Background information
- Born: July 19, 1937 Tuskegee, Creek County, Oklahoma, U.S.
- Died: January 19, 2026 (aged 88) Tulsa, Oklahoma, U.S.
- Genres: Country
- Occupation: Singer
- Instruments: Guitar; vocals;
- Years active: 1959–2026
- Labels: SCR; Oak; Soundwaves; Canyon Creek;

= Billy Parker (singer) =

American singer-songwriter (1937–2026)

Billy Parker (July 19, 1937 – January 19, 2026) was an American country music disc jockey and singer. Parker was named Disc Jockey of the Year by the Country Music Association in 1974 and by the Academy of Country Music in 1975, 1977, 1978 and 1984. He was inducted into the Country Music Disc Jockey Hall of Fame in 1992, the Western Swing Hall of Fame in 1993, and received the Oklahoma Association of Broadcasters' Lifetime Achievement Award in 1995.

==Life and career==
Parker was born in Tuskegee, Creek County, Oklahoma, on July 19, 1937. Between 1976 and 1989, Parker charted more than twenty singles on the Billboard Hot Country Singles & Tracks chart. His highest-charting single, "(Who's Gonna Sing) The Last Country Song," peaked at No. 41 in 1982. He also reached the Top 10 on the RPM Country Tracks chart in Canada with the song "You Are My Angel" in 1988.

==Death==
Parker died at a hospital in Tulsa, Oklahoma on January 19, 2026, aged 88.

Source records
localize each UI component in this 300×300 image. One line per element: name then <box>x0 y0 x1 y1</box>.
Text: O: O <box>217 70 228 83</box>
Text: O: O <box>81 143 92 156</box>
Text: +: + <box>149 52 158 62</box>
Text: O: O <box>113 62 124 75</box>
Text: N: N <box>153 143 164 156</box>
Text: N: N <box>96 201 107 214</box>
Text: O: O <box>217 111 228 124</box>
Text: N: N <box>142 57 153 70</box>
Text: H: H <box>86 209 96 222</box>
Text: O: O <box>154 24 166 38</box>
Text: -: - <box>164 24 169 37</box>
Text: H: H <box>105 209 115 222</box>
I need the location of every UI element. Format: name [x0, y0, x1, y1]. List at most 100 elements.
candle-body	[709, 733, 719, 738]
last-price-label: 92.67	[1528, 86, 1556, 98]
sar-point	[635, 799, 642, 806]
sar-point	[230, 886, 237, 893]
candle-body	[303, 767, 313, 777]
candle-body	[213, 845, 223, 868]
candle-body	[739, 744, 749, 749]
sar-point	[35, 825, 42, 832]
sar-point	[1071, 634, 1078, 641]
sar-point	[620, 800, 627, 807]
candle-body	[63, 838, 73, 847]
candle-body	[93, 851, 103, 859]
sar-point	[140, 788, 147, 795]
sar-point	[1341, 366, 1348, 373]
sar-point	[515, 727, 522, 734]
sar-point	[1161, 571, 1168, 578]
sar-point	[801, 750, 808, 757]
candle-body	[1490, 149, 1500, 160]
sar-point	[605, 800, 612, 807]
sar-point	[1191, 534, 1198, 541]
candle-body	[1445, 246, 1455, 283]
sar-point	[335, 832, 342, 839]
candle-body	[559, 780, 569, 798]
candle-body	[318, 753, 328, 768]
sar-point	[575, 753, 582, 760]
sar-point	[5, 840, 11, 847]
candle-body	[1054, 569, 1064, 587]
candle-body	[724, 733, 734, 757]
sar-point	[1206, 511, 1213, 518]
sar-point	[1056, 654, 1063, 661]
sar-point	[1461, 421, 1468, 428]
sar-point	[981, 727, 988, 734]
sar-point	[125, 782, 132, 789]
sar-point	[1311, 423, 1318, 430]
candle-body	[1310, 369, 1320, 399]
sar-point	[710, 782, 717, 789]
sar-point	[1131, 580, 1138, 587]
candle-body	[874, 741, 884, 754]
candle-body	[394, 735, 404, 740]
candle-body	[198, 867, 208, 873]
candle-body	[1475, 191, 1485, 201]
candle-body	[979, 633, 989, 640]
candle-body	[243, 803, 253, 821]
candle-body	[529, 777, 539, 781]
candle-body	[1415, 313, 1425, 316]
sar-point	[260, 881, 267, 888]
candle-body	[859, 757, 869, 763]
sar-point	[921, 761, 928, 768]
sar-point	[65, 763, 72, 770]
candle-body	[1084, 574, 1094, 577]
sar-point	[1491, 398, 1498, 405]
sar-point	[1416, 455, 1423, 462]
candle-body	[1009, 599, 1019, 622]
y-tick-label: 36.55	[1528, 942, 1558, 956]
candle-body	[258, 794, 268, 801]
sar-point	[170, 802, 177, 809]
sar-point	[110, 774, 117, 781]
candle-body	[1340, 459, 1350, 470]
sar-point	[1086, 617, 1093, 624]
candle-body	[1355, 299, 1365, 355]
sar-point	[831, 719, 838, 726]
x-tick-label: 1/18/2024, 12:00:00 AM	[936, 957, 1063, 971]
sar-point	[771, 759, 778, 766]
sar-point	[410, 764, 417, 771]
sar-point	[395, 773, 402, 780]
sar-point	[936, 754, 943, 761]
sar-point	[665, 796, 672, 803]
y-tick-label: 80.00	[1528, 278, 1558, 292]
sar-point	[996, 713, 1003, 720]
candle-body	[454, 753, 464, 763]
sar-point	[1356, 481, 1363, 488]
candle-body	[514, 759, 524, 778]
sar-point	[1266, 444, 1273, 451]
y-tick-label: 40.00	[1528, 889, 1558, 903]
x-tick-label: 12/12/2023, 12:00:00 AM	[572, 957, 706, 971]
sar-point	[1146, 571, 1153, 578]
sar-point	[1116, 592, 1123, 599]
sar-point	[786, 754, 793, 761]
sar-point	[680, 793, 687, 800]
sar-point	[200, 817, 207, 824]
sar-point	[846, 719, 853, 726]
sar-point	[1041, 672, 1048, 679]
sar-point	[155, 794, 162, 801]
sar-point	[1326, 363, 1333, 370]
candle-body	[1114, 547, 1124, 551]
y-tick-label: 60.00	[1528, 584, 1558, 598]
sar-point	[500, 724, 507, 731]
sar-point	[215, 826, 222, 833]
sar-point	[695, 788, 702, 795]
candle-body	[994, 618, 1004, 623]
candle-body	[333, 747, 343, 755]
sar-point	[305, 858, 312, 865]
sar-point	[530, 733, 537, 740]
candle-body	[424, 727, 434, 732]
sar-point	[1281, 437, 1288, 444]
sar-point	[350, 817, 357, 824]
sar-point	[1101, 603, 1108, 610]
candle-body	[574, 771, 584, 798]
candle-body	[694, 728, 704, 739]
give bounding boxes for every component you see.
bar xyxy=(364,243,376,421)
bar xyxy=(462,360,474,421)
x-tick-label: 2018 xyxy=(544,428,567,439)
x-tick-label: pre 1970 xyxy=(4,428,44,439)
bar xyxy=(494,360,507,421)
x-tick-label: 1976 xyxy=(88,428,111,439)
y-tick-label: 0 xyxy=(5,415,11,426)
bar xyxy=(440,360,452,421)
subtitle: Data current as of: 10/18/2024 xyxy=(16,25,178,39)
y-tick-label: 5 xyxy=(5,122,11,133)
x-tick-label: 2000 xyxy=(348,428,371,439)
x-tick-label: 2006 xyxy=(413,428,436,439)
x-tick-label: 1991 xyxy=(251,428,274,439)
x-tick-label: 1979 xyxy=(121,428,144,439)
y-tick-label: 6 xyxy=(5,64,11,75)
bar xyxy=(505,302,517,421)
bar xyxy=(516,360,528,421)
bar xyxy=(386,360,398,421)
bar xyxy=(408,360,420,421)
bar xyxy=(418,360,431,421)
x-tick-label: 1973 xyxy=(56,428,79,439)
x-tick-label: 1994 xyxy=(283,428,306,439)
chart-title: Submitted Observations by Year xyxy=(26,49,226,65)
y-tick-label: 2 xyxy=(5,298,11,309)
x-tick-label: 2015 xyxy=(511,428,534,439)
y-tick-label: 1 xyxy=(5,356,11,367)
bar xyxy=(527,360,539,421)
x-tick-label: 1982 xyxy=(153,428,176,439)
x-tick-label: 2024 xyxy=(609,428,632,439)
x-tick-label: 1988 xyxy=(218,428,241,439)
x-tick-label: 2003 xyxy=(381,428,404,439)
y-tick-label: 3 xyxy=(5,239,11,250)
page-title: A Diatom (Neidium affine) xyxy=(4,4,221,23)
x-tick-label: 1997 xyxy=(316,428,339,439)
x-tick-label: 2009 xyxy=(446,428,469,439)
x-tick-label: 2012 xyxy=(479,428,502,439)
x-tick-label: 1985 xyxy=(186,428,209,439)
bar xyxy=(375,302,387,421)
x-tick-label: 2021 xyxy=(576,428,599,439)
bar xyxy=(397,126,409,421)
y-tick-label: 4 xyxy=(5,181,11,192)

> [Assigned task A] According to the Billy Parker article, in what year was Parker inducted into the Western Swing Hall of Fame?
> [Assigned task B] Rewrite the Billy Parker article from "Background information" to "Award in 1995.", swapping "Tulsa" for "Norman".

> [Exercise output A] 1993

> [Exercise output B]
Background information
- Born: July 19, 1937 Tuskegee, Creek County, Oklahoma, U.S.
- Died: January 19, 2026 (aged 88) Norman, Oklahoma, U.S.
- Genres: Country
- Occupation: Singer
- Instruments: Guitar; vocals;
- Years active: 1959–2026
- Labels: SCR; Oak; Soundwaves; Canyon Creek;

= Billy Parker (singer) =

American singer-songwriter (1937–2026)

Billy Parker (July 19, 1937 – January 19, 2026) was an American country music disc jockey and singer. Parker was named Disc Jockey of the Year by the Country Music Association in 1974 and by the Academy of Country Music in 1975, 1977, 1978 and 1984. He was inducted into the Country Music Disc Jockey Hall of Fame in 1992, the Western Swing Hall of Fame in 1993, and received the Oklahoma Association of Broadcasters' Lifetime Achievement Award in 1995.